* **WORK INSTRUCTIONS**: Look through the records and report how many lines include the word "screenshot", with no other words.

* **DATASET ENTRIES**:
-- START --
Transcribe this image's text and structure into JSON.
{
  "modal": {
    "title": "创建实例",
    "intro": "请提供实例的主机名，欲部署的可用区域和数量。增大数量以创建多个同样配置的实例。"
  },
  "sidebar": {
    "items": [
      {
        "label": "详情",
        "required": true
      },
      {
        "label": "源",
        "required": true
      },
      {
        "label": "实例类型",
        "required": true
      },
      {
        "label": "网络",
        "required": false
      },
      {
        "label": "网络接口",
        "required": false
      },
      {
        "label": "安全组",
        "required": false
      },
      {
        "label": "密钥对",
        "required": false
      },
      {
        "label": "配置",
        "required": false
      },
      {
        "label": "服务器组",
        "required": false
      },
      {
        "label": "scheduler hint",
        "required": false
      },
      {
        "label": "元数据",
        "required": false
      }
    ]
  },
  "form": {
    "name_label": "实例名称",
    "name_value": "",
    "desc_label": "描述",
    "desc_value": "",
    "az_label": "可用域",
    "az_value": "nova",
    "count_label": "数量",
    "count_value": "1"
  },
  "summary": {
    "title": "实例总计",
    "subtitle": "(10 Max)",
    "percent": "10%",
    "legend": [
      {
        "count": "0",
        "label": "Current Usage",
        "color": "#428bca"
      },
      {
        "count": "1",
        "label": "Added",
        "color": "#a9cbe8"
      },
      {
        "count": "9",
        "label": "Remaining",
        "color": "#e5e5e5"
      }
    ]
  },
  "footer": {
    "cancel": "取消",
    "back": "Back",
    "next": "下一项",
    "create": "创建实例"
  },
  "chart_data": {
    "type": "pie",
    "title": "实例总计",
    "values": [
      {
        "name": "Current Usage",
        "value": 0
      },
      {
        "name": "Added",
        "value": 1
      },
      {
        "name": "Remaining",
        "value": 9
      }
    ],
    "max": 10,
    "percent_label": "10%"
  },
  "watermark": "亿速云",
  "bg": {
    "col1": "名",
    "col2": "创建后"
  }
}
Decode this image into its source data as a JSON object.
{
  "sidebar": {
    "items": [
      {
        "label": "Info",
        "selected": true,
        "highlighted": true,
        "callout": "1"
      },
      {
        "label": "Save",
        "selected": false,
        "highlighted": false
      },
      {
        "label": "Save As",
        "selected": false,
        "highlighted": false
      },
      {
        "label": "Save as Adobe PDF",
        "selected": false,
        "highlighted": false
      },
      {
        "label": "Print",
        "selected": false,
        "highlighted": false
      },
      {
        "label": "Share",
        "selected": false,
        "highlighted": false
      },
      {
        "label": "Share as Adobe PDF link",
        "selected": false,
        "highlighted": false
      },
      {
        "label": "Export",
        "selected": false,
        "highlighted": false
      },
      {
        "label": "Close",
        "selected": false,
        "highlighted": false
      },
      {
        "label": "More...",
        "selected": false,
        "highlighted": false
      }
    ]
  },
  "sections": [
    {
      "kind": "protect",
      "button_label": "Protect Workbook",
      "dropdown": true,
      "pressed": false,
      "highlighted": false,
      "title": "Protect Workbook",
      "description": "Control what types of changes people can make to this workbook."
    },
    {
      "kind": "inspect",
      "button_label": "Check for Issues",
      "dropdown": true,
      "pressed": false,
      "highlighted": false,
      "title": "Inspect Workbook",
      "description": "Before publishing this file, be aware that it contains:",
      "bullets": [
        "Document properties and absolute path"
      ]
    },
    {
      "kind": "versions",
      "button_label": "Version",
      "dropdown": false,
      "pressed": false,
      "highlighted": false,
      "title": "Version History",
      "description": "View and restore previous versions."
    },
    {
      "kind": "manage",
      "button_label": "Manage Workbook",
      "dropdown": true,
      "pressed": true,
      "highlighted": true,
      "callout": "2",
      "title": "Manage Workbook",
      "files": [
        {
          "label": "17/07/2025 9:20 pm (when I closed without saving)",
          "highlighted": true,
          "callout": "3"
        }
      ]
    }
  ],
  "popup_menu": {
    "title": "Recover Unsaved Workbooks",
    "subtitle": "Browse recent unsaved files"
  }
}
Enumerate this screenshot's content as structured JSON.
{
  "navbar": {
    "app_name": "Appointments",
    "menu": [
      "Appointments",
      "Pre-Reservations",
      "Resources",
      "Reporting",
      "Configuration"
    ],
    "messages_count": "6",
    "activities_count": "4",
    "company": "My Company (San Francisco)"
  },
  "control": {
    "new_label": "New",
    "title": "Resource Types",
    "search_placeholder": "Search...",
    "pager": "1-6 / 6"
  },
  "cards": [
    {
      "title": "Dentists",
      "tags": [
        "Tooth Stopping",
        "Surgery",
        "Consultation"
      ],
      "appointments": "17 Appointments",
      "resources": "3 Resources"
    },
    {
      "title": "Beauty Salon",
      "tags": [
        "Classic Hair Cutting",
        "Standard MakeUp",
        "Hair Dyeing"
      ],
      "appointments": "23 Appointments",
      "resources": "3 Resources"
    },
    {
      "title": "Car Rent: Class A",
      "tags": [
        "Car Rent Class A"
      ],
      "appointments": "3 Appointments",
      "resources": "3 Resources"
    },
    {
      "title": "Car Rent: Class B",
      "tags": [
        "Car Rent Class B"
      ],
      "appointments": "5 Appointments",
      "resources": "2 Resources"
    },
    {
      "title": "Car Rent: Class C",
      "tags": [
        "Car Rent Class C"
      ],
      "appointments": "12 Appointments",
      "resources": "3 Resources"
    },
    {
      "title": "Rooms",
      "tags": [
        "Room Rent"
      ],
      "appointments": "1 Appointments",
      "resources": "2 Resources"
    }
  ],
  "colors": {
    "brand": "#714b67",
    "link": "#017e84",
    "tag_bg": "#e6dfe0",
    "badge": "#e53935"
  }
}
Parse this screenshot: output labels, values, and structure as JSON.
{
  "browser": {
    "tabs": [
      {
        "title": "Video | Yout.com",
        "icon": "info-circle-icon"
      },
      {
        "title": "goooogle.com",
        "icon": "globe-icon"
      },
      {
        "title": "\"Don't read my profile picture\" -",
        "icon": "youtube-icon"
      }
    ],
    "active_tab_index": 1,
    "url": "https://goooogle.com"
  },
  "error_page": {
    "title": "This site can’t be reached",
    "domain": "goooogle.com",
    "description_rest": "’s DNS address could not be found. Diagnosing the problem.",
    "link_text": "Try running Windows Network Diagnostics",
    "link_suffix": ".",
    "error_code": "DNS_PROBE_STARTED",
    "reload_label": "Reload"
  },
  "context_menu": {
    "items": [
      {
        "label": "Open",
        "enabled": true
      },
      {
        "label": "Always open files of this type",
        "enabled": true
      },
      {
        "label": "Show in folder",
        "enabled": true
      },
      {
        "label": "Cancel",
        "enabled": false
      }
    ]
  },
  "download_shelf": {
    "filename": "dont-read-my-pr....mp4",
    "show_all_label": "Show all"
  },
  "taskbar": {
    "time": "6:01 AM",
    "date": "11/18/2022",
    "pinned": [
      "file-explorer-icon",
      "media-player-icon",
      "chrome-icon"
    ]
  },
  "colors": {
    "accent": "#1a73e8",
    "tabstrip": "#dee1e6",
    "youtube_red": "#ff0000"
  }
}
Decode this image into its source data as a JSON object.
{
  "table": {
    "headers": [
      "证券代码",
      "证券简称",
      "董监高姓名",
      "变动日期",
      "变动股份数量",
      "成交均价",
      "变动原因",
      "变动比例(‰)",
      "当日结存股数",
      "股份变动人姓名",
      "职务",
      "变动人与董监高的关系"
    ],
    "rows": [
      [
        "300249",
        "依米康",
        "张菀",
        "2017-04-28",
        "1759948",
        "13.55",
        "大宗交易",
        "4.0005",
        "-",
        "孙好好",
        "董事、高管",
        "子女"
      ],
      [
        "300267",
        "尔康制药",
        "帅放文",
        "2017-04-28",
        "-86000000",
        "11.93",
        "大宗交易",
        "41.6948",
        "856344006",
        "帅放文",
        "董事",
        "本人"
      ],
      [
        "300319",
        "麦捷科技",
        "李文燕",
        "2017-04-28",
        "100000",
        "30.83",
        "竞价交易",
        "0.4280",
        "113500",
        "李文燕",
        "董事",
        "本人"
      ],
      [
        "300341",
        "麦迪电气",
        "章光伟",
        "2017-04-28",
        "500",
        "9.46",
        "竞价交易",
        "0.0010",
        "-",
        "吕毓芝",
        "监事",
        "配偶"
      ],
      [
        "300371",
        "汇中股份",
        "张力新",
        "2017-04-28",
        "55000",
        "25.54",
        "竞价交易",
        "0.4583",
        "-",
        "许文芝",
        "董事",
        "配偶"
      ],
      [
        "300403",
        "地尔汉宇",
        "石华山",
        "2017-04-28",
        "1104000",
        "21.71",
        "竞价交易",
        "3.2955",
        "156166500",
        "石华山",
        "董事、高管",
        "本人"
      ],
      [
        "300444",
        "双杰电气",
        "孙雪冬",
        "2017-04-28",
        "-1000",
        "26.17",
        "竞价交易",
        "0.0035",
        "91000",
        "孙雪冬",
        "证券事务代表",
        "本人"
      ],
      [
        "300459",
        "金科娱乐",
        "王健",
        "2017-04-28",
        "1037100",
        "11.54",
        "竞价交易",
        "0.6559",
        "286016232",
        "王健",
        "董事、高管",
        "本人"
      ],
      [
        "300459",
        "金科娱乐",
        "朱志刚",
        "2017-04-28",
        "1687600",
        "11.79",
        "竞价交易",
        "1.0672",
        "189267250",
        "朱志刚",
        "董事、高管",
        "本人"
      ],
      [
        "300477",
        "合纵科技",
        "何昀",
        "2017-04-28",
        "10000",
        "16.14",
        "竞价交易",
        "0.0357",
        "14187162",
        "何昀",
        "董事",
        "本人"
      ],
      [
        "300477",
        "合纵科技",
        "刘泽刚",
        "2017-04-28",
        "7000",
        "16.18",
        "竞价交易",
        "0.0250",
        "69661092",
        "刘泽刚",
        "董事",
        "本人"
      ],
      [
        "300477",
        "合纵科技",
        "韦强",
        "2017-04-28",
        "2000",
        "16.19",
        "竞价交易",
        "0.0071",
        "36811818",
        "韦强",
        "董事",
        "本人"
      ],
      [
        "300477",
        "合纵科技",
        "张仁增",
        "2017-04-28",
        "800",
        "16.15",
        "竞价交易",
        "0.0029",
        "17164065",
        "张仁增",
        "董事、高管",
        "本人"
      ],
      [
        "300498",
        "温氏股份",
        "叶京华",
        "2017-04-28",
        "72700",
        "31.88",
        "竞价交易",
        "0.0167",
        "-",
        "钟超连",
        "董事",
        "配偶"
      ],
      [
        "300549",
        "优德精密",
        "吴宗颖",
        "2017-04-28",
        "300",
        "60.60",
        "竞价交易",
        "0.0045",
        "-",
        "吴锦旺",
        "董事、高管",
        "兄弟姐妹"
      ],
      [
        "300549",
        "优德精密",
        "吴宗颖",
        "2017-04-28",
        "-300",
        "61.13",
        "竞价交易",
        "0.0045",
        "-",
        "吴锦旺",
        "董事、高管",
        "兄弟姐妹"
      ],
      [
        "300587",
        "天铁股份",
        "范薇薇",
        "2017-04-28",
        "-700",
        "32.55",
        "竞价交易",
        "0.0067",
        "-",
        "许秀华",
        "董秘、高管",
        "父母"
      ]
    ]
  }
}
-- END --
* **PROBLEM SOLUTION**: 2